| WHAT IS NEEDED |
Recast the material, from its start through the line containing "- chevron-right-icon: [474, 196, 491, 213]", as a Markdown table with the columns Row and Line. Omit blank lines.

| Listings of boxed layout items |
>> BEGIN

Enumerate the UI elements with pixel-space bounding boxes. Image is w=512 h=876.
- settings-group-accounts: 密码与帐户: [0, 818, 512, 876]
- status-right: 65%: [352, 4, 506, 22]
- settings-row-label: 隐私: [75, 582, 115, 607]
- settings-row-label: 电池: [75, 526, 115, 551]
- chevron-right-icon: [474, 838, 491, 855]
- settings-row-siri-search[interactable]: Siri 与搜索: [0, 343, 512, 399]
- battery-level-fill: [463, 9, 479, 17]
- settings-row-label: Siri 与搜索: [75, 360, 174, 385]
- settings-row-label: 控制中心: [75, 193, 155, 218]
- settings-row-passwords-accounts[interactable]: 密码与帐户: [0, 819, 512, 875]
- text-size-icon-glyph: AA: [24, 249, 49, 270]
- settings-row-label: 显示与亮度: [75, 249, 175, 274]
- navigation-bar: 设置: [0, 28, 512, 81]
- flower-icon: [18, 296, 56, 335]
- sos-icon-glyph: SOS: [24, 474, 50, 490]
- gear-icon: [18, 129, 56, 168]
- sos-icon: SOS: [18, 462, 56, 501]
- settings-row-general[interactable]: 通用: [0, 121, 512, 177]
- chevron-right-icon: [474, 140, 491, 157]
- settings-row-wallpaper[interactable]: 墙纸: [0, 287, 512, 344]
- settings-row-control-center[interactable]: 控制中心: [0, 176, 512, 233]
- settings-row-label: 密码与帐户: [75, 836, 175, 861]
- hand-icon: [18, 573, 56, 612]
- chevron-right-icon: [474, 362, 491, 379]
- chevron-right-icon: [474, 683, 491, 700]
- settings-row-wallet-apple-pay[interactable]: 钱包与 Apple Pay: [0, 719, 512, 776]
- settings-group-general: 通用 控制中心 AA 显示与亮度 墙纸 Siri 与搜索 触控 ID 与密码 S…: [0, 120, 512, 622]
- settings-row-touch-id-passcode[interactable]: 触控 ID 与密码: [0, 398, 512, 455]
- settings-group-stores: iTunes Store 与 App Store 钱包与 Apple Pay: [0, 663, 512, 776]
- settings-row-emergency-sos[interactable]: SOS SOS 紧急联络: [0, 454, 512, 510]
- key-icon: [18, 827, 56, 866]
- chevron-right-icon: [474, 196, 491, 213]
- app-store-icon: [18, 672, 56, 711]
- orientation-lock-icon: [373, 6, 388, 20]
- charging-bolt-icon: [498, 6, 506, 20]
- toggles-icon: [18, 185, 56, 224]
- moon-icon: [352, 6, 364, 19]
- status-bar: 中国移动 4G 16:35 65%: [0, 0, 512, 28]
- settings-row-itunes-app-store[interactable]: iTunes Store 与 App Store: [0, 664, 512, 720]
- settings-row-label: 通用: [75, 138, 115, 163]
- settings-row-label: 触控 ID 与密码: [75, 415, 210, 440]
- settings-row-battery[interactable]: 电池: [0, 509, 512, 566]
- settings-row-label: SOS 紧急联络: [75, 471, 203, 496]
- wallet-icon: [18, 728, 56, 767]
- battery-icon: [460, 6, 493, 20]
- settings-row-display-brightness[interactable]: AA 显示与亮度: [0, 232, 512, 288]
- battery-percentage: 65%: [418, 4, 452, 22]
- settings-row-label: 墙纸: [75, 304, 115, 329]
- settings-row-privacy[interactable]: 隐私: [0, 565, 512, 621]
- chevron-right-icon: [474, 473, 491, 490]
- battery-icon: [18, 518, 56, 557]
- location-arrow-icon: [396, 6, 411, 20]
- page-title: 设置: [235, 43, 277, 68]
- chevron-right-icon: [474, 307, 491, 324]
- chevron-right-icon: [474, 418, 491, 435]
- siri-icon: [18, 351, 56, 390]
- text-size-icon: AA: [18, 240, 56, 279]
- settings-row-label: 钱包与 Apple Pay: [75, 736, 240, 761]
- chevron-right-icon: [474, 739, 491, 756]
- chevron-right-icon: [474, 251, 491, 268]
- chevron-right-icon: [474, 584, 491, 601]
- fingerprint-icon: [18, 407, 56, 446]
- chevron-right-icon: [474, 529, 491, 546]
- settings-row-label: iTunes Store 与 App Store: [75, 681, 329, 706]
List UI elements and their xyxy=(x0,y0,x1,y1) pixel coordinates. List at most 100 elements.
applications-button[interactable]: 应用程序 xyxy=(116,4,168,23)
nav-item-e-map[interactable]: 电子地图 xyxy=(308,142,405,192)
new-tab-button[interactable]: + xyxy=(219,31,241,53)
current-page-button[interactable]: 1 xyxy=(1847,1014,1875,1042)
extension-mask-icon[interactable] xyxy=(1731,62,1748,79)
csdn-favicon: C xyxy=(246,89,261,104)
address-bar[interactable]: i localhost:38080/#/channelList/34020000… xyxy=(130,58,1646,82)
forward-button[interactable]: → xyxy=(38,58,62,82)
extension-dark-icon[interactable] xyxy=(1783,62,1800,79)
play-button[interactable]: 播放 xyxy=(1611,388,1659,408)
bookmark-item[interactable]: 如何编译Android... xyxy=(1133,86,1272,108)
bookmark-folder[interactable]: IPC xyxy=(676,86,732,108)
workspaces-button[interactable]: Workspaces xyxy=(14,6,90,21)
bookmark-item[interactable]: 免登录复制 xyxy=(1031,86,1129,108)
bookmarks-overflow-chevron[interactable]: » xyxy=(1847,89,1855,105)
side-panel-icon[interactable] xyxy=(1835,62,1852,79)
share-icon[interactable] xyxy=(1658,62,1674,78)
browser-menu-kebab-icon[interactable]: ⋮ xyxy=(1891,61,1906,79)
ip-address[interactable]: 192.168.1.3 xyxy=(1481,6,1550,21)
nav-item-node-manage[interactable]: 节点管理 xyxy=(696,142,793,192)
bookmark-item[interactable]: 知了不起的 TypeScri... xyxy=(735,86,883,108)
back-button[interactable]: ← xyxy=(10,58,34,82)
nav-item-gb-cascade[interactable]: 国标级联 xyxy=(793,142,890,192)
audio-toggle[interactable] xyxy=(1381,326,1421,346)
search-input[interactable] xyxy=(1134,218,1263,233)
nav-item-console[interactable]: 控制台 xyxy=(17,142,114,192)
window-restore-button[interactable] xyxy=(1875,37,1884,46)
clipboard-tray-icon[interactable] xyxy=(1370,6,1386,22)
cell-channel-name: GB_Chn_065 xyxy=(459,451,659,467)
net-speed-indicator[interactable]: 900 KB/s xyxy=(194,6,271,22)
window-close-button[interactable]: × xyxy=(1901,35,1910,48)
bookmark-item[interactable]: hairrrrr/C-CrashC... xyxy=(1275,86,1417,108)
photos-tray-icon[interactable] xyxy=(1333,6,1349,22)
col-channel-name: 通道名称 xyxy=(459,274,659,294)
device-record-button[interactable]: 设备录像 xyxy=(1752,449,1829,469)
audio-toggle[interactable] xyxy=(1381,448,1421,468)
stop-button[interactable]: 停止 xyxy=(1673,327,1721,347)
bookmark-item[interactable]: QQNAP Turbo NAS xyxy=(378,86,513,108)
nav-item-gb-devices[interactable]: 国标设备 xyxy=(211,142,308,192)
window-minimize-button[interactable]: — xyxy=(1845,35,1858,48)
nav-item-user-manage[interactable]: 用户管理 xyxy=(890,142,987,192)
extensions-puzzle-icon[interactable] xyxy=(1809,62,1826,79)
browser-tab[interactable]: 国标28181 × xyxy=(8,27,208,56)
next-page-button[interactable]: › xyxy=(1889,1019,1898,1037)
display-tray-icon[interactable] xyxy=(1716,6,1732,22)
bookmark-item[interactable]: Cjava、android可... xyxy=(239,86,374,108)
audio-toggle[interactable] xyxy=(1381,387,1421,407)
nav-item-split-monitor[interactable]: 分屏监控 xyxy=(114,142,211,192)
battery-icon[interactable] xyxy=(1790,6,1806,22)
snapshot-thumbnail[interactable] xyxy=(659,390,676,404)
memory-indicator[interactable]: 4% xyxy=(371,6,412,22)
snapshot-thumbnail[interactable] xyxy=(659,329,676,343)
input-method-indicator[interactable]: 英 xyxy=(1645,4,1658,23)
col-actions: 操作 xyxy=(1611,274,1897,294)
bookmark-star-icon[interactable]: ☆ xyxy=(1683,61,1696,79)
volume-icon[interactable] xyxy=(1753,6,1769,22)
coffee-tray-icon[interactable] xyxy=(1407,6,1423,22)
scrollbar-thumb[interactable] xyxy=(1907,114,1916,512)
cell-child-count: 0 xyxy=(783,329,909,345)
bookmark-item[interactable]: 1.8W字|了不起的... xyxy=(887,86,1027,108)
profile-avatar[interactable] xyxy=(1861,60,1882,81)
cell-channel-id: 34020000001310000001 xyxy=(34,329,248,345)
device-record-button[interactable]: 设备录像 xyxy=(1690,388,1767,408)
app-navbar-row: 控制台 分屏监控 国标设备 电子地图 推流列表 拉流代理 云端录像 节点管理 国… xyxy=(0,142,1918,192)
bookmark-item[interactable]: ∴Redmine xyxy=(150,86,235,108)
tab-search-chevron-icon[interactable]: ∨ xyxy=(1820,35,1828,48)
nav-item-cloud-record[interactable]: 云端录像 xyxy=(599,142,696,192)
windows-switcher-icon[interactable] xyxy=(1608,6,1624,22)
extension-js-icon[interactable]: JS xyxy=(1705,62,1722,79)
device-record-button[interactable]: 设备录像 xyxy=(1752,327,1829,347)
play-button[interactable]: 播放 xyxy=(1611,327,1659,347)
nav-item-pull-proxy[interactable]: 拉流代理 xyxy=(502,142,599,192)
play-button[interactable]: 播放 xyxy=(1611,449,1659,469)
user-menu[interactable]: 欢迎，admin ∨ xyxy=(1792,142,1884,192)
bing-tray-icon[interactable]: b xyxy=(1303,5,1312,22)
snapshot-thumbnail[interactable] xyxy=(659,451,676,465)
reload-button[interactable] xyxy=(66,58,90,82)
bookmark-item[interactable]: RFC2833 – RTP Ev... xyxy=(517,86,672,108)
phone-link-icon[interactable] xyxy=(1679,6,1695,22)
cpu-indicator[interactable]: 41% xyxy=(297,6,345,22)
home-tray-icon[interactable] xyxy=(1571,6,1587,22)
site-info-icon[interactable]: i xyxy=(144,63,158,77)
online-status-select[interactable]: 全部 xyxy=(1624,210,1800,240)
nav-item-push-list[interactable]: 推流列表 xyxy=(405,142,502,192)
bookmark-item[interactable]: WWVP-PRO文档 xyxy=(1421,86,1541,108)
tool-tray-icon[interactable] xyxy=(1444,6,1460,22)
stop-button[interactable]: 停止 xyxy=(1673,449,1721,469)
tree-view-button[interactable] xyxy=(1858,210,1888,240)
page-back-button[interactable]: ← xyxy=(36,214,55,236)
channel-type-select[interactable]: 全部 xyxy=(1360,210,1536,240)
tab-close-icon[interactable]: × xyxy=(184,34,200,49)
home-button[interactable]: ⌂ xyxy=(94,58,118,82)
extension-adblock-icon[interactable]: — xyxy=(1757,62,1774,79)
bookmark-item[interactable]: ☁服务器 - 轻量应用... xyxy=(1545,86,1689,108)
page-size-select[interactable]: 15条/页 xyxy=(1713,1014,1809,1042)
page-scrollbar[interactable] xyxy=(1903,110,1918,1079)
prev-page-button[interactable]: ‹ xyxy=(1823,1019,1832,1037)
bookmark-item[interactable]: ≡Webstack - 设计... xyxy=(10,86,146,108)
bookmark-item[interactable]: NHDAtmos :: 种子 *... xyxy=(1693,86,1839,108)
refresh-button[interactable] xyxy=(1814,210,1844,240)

>> END

| ANSWER TO THE TASK |
| Row | Line |
|---|---|
| 1 | Enumerate the UI elements with pixel-space bounding boxes. Image is w=512 h=876. |
| 2 | - settings-group-accounts: 密码与帐户: [0, 818, 512, 876] |
| 3 | - status-right: 65%: [352, 4, 506, 22] |
| 4 | - settings-row-label: 隐私: [75, 582, 115, 607] |
| 5 | - settings-row-label: 电池: [75, 526, 115, 551] |
| 6 | - chevron-right-icon: [474, 838, 491, 855] |
| 7 | - settings-row-siri-search[interactable]: Siri 与搜索: [0, 343, 512, 399] |
| 8 | - battery-level-fill: [463, 9, 479, 17] |
| 9 | - settings-row-label: Siri 与搜索: [75, 360, 174, 385] |
| 10 | - settings-row-label: 控制中心: [75, 193, 155, 218] |
| 11 | - settings-row-passwords-accounts[interactable]: 密码与帐户: [0, 819, 512, 875] |
| 12 | - text-size-icon-glyph: AA: [24, 249, 49, 270] |
| 13 | - settings-row-label: 显示与亮度: [75, 249, 175, 274] |
| 14 | - navigation-bar: 设置: [0, 28, 512, 81] |
| 15 | - flower-icon: [18, 296, 56, 335] |
| 16 | - sos-icon-glyph: SOS: [24, 474, 50, 490] |
| 17 | - gear-icon: [18, 129, 56, 168] |
| 18 | - sos-icon: SOS: [18, 462, 56, 501] |
| 19 | - settings-row-general[interactable]: 通用: [0, 121, 512, 177] |
| 20 | - chevron-right-icon: [474, 140, 491, 157] |
| 21 | - settings-row-wallpaper[interactable]: 墙纸: [0, 287, 512, 344] |
| 22 | - settings-row-control-center[interactable]: 控制中心: [0, 176, 512, 233] |
| 23 | - settings-row-label: 密码与帐户: [75, 836, 175, 861] |
| 24 | - hand-icon: [18, 573, 56, 612] |
| 25 | - chevron-right-icon: [474, 362, 491, 379] |
| 26 | - chevron-right-icon: [474, 683, 491, 700] |
| 27 | - settings-row-wallet-apple-pay[interactable]: 钱包与 Apple Pay: [0, 719, 512, 776] |
| 28 | - settings-group-general: 通用 控制中心 AA 显示与亮度 墙纸 Siri 与搜索 触控 ID 与密码 S…: [0, 120, 512, 622] |
| 29 | - settings-row-touch-id-passcode[interactable]: 触控 ID 与密码: [0, 398, 512, 455] |
| 30 | - settings-group-stores: iTunes Store 与 App Store 钱包与 Apple Pay: [0, 663, 512, 776] |
| 31 | - settings-row-emergency-sos[interactable]: SOS SOS 紧急联络: [0, 454, 512, 510] |
| 32 | - key-icon: [18, 827, 56, 866] |
| 33 | - chevron-right-icon: [474, 196, 491, 213] |